**RECORDED INFORMATION:**
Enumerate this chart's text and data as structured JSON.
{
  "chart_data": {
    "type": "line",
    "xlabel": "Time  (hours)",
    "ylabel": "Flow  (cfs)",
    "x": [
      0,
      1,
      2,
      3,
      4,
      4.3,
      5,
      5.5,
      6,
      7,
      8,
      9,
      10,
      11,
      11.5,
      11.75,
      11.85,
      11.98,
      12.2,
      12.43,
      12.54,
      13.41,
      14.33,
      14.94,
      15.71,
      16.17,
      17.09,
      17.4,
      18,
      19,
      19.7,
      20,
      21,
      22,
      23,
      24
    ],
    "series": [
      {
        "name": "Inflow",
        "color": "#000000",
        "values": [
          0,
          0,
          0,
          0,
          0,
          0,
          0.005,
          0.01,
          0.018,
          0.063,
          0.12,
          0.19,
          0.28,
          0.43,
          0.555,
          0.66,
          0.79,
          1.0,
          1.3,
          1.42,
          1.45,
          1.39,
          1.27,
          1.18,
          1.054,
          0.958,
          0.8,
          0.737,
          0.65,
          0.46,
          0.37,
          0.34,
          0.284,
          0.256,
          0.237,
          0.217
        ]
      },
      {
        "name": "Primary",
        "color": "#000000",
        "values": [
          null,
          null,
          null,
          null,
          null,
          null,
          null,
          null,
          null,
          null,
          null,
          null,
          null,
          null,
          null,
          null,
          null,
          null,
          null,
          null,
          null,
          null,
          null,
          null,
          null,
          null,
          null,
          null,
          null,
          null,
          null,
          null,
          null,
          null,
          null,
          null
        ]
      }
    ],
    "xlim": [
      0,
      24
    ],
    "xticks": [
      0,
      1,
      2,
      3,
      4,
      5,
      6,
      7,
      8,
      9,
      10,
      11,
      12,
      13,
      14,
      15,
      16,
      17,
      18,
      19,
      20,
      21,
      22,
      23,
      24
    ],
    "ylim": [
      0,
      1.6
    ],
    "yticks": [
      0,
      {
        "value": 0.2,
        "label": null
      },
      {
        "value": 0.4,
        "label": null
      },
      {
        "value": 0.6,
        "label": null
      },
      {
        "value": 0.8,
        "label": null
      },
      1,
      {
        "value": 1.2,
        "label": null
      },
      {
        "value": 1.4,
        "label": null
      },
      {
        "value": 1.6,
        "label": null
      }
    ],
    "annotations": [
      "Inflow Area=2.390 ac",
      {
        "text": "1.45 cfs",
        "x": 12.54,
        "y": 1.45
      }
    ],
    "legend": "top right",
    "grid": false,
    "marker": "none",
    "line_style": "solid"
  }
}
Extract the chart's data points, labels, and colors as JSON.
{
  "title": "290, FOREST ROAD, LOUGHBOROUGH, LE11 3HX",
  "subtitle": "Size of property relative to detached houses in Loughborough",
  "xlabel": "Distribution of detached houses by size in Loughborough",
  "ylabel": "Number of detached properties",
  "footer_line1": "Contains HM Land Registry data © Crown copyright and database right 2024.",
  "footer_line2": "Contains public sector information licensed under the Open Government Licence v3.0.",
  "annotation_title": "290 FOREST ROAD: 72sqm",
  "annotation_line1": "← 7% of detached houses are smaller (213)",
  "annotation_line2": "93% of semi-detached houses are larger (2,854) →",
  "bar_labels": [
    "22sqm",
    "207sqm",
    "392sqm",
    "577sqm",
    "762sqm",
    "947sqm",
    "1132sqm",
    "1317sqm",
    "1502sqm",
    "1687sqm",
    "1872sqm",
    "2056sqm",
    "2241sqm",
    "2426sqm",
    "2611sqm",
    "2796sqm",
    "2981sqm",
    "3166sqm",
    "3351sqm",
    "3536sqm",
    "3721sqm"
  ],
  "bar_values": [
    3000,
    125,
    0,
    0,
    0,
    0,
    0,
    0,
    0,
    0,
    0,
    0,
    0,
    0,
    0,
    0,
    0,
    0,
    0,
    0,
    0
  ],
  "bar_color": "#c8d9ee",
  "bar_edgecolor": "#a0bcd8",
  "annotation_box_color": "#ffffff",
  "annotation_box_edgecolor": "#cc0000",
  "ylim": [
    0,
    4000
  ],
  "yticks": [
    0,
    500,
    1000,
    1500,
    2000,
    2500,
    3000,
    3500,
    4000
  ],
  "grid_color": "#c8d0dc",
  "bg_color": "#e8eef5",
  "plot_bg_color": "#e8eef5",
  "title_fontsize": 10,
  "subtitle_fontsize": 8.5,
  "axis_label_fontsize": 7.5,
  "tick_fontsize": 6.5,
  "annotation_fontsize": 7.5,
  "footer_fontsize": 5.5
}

**WRITTEN PROBLEM:**
Where does the word "Contains" appear? Return each line that holds it.

**THE RESULT:**
  "footer_line1": "Contains HM Land Registry data © Crown copyright and database right 2024.",
  "footer_line2": "Contains public sector information licensed under the Open Government Licence v3.0.",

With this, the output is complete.